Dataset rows
_ _ _ _ _ _ _

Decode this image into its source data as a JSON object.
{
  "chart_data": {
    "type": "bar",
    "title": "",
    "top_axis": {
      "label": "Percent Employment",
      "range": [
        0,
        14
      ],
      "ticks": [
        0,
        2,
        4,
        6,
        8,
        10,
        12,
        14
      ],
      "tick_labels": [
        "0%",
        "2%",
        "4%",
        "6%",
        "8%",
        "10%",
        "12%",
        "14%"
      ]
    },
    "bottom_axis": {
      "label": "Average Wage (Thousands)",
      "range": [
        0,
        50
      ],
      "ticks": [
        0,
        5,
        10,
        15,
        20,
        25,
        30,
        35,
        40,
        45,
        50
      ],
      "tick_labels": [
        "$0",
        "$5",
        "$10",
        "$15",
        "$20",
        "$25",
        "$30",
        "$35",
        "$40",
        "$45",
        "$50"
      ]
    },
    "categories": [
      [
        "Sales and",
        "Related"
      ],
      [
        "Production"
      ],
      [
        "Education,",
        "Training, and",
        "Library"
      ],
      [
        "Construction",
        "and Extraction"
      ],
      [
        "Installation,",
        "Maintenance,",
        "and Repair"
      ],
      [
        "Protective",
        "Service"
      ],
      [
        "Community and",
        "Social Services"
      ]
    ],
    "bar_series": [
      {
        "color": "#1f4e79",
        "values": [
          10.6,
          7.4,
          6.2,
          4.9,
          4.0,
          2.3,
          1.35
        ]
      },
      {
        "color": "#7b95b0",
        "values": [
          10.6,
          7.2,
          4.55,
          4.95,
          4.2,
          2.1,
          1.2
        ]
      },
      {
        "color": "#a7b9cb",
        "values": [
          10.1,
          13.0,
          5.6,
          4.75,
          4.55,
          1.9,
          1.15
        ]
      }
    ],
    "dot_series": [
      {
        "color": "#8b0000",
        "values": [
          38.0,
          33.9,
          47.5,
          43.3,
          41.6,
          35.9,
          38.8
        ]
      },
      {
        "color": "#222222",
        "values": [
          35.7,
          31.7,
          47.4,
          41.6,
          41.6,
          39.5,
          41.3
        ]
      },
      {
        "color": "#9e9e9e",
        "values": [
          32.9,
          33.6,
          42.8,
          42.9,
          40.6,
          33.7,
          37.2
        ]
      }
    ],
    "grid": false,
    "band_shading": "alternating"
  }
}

_ _ _ _ _ _ _

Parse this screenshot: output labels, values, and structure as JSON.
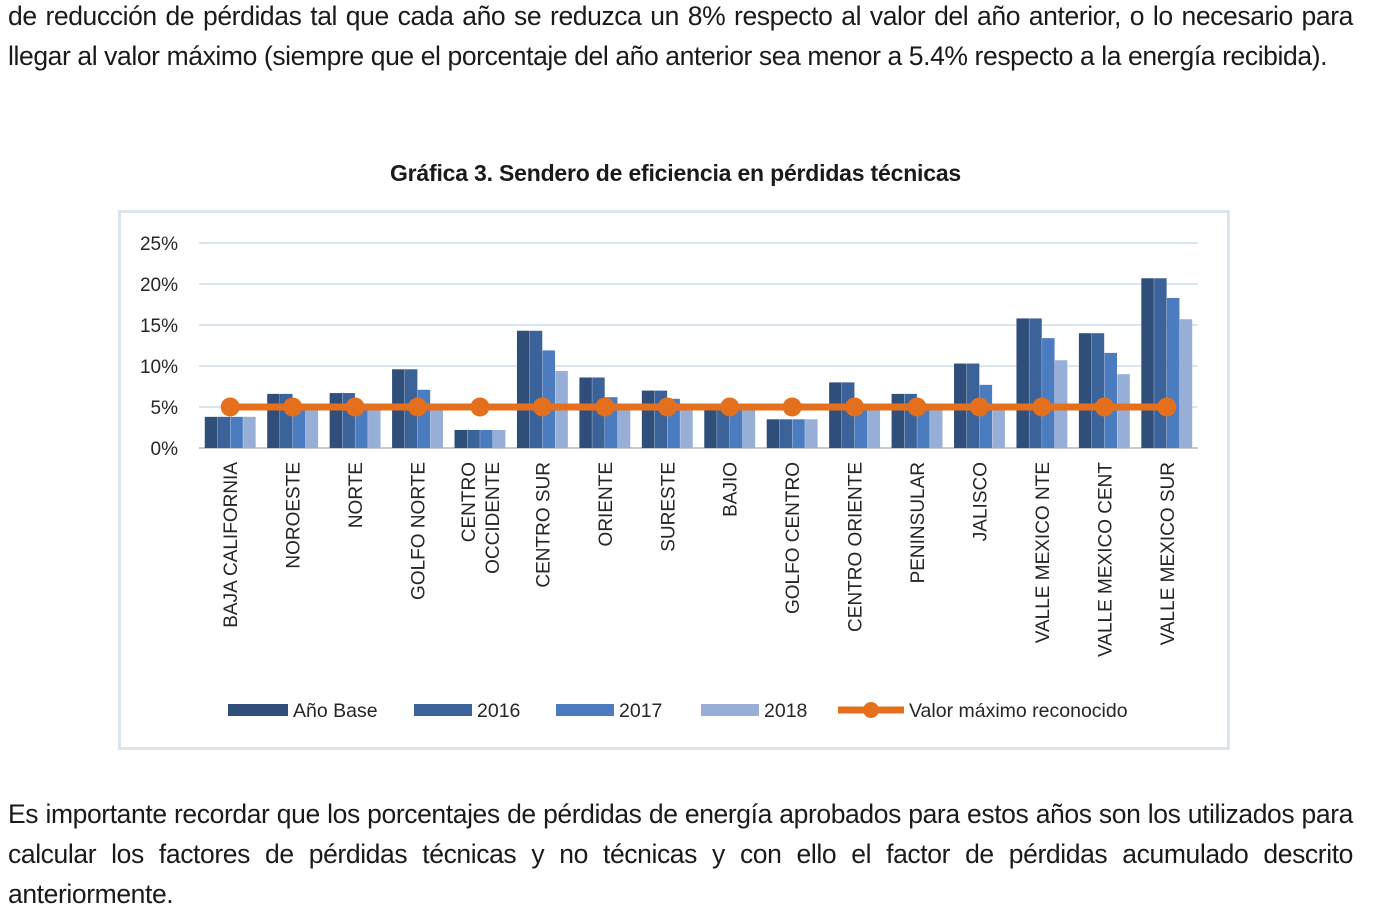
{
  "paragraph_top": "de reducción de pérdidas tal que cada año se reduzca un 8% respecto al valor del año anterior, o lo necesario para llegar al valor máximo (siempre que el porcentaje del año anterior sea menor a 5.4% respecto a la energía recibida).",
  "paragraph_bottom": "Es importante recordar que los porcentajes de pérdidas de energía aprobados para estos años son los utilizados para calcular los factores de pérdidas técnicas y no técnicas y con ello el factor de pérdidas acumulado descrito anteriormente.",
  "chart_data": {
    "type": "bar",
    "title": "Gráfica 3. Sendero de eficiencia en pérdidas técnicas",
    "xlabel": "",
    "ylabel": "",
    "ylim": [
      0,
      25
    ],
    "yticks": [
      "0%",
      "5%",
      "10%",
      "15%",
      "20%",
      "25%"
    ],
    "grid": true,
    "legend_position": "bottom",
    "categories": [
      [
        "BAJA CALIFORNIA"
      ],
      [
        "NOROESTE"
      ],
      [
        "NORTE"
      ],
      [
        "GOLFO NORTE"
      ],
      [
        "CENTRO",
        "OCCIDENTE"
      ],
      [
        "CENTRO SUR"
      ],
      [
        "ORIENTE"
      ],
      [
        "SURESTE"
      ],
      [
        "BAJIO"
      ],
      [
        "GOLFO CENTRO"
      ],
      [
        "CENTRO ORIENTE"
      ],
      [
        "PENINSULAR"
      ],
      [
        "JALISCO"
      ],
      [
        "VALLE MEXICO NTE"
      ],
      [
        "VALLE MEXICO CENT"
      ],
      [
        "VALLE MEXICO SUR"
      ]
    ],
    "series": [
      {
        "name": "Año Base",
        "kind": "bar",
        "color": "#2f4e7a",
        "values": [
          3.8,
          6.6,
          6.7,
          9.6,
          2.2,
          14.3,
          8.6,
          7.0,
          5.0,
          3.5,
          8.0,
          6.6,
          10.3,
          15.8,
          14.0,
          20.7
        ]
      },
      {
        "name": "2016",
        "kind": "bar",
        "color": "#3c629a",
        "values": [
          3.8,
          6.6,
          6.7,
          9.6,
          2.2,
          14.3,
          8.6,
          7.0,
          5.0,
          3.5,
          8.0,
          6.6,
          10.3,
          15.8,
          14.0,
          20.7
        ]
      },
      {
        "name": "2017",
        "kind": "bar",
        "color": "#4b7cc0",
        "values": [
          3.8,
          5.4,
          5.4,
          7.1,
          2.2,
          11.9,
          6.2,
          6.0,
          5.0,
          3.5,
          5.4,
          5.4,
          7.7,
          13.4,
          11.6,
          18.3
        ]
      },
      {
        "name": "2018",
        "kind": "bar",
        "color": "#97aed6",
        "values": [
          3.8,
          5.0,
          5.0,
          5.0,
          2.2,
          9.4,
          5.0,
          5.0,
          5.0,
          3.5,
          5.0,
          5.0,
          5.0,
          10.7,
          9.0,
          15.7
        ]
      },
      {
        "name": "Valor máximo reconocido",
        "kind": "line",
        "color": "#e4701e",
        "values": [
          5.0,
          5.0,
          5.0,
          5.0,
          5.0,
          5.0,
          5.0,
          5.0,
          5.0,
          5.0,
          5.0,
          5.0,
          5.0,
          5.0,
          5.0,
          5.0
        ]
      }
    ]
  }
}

_ _ _ _ _ _ _

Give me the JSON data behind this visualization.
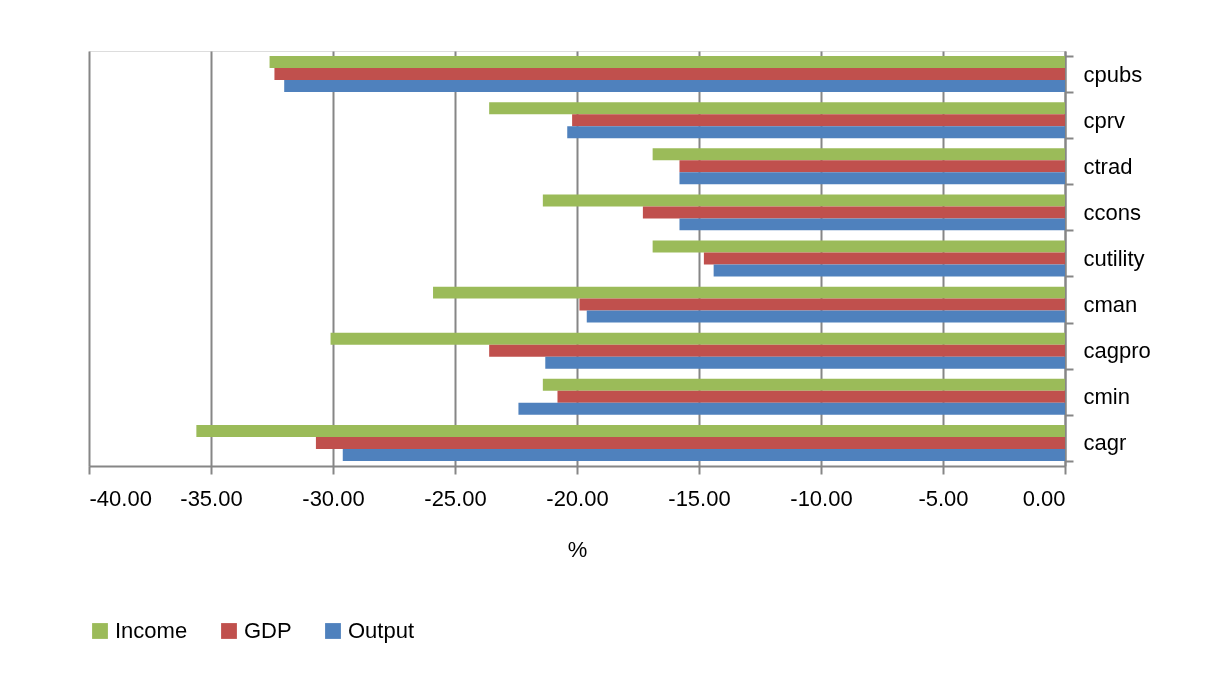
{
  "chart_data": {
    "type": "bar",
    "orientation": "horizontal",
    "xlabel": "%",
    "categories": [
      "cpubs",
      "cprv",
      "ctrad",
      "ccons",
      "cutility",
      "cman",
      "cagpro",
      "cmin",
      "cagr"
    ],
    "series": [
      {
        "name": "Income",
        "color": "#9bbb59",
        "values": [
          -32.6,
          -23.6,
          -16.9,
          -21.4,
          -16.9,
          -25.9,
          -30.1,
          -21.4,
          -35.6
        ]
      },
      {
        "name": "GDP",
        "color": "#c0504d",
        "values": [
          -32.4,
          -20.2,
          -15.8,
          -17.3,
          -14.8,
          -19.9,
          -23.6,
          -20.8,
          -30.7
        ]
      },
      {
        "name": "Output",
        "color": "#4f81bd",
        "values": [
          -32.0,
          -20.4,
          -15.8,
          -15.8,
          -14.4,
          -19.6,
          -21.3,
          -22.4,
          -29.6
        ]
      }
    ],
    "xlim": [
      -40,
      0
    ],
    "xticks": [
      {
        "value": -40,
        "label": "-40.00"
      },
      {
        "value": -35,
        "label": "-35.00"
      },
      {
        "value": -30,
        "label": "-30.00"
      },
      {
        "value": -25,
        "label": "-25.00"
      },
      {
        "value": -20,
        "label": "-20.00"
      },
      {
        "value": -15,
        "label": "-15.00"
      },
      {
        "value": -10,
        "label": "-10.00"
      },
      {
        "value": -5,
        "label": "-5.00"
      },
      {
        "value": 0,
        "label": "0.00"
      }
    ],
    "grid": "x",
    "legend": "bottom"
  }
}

_ _ _ _ _ _ _

_Aim of the task_.
For the data above, state how many lines contain "energía"; the number is the whole answer.

_Expected answer_.
2